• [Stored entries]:
------
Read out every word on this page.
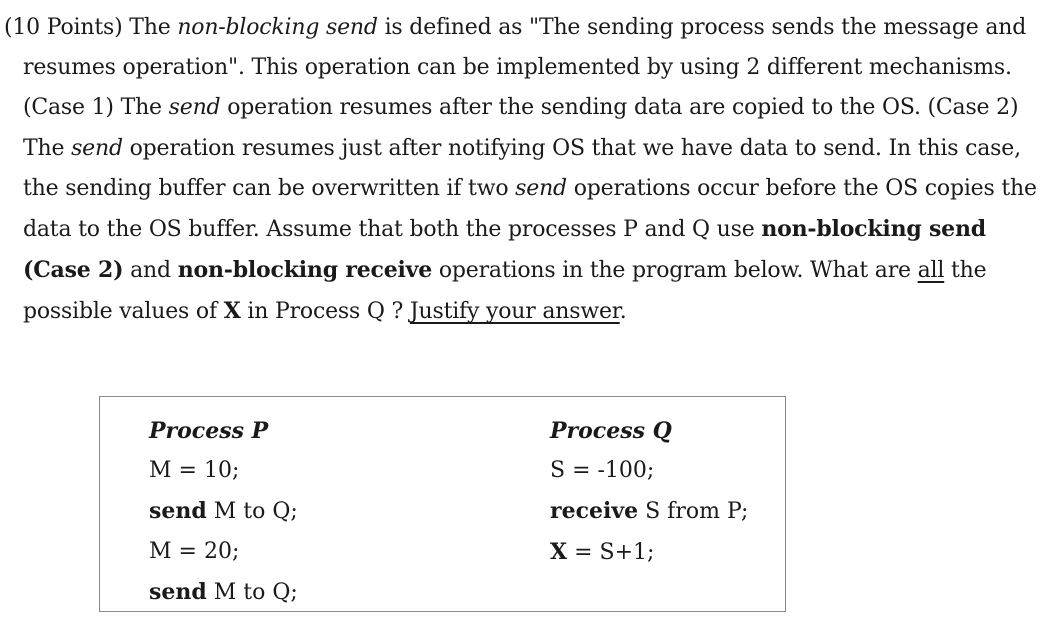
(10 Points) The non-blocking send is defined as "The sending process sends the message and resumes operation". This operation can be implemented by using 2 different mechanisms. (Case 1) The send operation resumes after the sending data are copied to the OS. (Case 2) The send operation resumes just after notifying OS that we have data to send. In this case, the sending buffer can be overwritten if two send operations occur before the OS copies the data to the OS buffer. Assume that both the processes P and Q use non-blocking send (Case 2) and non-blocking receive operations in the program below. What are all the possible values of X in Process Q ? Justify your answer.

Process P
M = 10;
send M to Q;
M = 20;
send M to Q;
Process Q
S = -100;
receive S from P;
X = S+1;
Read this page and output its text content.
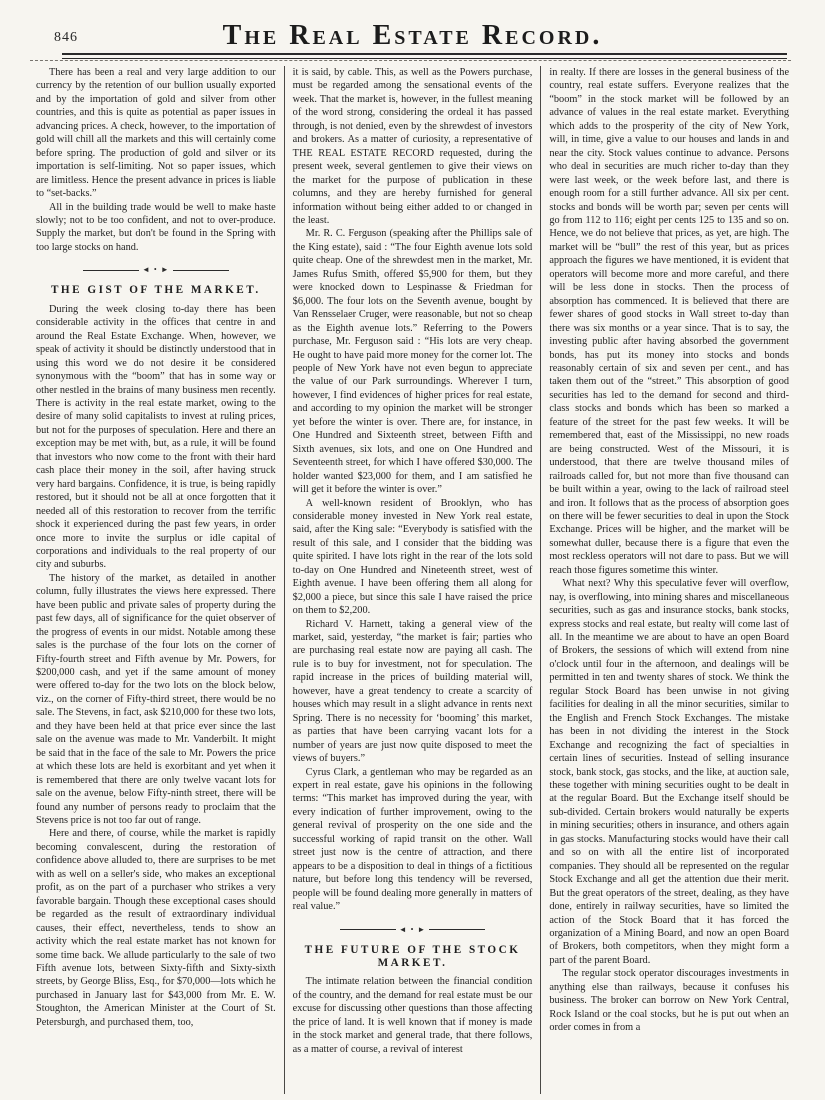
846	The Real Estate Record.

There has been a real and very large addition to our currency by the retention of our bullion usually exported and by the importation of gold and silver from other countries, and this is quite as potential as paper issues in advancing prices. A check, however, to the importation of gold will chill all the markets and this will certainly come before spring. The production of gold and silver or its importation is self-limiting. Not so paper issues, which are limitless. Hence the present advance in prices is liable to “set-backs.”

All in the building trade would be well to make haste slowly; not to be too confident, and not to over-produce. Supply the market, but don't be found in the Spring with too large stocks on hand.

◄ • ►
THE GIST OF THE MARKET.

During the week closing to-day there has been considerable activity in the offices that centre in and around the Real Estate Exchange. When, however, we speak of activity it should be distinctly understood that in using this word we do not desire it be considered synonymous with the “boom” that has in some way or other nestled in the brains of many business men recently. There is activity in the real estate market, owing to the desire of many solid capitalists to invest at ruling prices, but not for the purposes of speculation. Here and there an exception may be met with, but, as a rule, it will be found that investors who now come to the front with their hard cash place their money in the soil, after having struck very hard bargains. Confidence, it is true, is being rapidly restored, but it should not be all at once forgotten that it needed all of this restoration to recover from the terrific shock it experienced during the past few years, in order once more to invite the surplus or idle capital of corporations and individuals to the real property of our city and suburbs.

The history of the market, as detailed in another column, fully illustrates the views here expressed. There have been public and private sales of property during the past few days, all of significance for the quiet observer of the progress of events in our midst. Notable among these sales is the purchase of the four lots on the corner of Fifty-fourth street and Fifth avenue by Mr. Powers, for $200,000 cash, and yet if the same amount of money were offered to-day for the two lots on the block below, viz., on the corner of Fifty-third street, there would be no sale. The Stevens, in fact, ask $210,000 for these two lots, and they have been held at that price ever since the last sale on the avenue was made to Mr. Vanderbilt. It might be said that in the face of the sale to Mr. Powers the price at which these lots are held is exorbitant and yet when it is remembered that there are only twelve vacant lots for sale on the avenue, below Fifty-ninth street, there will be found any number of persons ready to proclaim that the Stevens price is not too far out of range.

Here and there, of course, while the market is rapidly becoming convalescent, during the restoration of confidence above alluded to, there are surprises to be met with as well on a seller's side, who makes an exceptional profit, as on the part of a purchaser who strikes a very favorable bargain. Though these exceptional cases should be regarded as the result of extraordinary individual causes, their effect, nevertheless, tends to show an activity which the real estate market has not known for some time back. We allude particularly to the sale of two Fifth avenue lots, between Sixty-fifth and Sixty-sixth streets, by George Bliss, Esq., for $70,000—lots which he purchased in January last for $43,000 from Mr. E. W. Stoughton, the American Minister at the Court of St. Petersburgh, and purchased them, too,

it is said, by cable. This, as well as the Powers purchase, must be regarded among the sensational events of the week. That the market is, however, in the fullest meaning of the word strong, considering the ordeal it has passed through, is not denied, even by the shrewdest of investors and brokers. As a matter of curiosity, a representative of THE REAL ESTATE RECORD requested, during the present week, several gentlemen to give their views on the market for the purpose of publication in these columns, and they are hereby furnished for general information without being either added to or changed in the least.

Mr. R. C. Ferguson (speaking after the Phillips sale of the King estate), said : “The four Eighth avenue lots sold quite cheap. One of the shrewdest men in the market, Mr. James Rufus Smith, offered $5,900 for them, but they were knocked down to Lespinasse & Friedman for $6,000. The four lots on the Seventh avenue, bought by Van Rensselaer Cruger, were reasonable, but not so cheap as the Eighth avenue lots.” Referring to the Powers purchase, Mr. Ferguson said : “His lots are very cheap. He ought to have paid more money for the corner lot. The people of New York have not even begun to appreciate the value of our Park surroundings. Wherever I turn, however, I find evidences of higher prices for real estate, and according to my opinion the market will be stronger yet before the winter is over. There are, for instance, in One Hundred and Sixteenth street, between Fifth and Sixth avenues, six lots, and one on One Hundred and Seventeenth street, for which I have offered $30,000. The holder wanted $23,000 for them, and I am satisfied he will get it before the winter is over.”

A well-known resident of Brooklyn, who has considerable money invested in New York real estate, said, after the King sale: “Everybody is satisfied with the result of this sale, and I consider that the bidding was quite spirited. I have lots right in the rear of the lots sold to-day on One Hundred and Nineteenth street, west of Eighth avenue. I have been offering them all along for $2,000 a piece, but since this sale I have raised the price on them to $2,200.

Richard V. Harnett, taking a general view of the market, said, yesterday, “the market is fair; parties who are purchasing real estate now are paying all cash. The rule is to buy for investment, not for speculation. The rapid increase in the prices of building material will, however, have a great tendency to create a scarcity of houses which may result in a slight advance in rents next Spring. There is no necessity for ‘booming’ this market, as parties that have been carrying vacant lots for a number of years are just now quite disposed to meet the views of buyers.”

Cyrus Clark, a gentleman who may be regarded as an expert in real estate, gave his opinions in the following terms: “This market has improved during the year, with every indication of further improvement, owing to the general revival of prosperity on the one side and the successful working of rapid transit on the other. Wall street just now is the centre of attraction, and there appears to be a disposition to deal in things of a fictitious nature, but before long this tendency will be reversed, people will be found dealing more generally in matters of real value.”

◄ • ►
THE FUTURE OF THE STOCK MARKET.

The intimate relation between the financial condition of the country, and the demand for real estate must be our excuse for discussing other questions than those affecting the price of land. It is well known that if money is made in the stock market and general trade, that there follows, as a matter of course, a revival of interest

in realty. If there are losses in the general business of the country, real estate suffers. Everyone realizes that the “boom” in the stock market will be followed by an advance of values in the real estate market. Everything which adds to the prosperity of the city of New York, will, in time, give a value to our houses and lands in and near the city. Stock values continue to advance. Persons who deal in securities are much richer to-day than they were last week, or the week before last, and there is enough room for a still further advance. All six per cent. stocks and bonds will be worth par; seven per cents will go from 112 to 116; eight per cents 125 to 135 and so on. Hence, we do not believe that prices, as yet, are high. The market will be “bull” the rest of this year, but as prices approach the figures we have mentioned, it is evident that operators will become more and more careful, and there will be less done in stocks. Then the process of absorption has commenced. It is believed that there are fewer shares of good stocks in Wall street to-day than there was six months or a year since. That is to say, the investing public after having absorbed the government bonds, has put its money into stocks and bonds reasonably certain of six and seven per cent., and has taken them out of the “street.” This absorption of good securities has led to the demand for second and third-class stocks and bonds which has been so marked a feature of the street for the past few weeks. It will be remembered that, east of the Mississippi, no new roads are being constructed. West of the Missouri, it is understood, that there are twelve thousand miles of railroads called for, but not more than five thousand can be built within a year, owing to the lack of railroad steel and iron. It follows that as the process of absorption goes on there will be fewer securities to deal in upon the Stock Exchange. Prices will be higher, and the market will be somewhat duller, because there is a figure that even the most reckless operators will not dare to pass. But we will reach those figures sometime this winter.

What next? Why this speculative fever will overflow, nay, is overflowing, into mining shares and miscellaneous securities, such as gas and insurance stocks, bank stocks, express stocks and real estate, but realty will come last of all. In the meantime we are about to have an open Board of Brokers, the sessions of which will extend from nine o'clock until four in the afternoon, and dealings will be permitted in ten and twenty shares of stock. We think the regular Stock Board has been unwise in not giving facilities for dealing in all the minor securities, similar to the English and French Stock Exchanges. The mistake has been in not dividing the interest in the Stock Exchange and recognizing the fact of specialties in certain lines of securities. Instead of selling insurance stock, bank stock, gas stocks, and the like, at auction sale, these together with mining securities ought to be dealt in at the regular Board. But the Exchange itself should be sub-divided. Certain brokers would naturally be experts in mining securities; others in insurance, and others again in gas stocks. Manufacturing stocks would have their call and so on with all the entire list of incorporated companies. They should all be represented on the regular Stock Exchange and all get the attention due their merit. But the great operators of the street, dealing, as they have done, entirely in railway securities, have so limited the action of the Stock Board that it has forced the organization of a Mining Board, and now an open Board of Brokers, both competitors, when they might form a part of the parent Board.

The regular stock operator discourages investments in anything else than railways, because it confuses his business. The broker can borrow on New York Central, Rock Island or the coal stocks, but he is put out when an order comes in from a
------
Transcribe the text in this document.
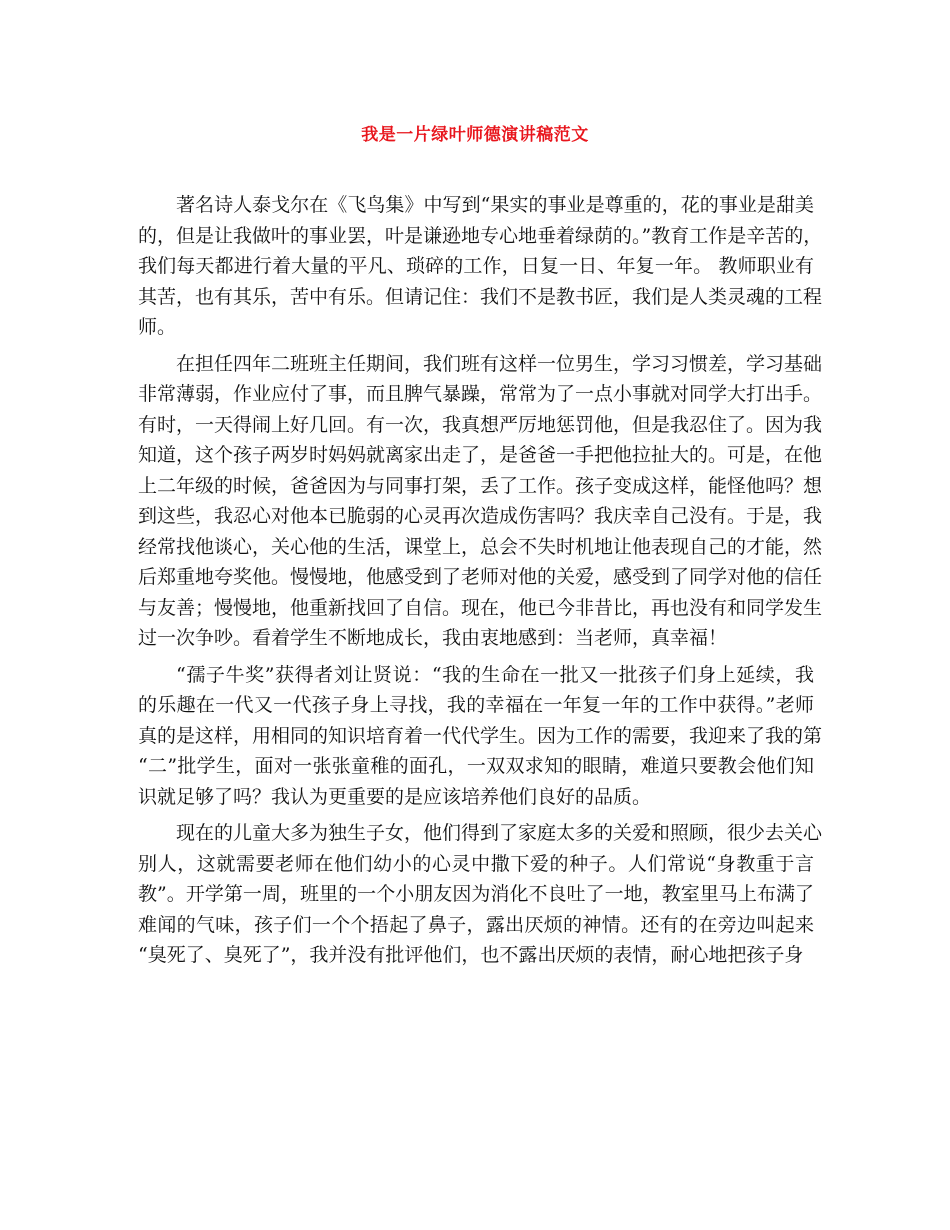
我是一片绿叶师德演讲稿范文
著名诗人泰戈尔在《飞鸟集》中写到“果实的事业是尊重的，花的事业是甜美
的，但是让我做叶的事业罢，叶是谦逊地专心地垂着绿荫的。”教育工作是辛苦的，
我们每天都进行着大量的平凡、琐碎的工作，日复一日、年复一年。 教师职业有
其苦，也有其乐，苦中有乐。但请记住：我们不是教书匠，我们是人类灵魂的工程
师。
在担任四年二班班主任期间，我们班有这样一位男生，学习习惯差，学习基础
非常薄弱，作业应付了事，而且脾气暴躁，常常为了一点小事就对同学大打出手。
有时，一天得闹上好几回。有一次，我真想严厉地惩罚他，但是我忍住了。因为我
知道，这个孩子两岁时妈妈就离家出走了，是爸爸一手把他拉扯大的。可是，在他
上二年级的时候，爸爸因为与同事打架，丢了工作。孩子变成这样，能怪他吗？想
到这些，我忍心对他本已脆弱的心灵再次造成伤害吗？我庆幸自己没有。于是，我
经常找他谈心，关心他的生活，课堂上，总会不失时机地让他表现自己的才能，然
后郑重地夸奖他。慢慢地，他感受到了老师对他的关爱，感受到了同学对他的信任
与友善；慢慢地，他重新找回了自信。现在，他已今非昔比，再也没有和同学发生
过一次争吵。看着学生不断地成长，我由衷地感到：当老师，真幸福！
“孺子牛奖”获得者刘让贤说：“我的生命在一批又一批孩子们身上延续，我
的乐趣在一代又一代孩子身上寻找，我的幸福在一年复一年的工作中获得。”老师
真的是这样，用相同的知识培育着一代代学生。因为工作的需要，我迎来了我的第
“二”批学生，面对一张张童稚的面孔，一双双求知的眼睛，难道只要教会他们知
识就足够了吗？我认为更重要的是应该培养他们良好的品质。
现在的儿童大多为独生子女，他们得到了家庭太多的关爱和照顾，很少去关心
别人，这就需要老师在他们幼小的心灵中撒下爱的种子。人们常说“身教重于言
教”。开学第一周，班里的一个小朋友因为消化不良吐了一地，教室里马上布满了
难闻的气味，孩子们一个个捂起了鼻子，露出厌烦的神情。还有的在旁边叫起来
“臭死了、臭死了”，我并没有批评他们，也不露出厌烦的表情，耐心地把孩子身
------
• [WRITTEN EXERCISE]: Pull out all lines containing the word "building" from the entries above.

• [THE RESULT]:
All in the building trade would be well to make haste slowly; not to be too confident, and not to over-produce. Supply the market, but don't be found in the Spring with too large stocks on hand.
Richard V. Harnett, taking a general view of the market, said, yesterday, “the market is fair; parties who are purchasing real estate now are paying all cash. The rule is to buy for investment, not for speculation. The rapid increase in the prices of building material will, however, have a great tendency to create a scarcity of houses which may result in a slight advance in rents next Spring. There is no necessity for ‘booming’ this market, as parties that have been carrying vacant lots for a number of years are just now quite disposed to meet the views of buyers.”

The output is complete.